*Task requirements*
In the entries that follow, how many lines contain the word "value"? Answer with the number only.

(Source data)
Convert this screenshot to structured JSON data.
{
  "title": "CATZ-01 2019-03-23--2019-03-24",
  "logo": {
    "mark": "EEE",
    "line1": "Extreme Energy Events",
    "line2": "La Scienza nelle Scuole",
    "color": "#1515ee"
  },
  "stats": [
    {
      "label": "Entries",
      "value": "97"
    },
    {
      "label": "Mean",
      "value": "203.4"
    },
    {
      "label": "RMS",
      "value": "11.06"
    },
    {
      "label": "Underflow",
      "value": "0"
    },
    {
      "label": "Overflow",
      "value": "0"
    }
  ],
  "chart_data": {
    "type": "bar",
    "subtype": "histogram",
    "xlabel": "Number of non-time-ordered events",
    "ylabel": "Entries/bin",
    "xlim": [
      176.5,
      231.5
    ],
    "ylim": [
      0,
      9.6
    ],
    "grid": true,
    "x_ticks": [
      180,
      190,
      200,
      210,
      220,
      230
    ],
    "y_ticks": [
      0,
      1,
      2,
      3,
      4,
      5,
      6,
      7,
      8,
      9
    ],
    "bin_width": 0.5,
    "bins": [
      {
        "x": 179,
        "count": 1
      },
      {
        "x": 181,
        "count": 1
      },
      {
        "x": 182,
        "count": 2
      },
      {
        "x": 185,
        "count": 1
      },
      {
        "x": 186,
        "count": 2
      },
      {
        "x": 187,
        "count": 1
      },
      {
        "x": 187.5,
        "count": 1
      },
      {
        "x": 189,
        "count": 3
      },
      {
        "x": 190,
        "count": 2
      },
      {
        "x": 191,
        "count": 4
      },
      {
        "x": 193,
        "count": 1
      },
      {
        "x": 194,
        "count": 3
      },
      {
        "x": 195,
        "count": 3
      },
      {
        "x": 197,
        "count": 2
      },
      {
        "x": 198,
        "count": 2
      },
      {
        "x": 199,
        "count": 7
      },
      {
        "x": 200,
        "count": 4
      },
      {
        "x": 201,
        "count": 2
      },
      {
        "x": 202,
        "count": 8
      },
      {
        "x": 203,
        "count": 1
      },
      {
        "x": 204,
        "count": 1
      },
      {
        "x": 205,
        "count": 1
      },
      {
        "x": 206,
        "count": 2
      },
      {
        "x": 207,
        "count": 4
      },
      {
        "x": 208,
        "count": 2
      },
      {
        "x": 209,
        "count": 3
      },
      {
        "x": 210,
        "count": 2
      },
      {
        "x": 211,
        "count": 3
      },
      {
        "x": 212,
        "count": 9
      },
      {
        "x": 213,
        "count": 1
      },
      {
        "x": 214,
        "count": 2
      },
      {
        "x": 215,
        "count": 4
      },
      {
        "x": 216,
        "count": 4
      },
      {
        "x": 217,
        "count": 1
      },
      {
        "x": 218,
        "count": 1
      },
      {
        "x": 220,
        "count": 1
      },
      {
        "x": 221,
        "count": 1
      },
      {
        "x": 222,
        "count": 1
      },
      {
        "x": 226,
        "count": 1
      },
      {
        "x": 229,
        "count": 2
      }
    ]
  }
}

*Task solution*
5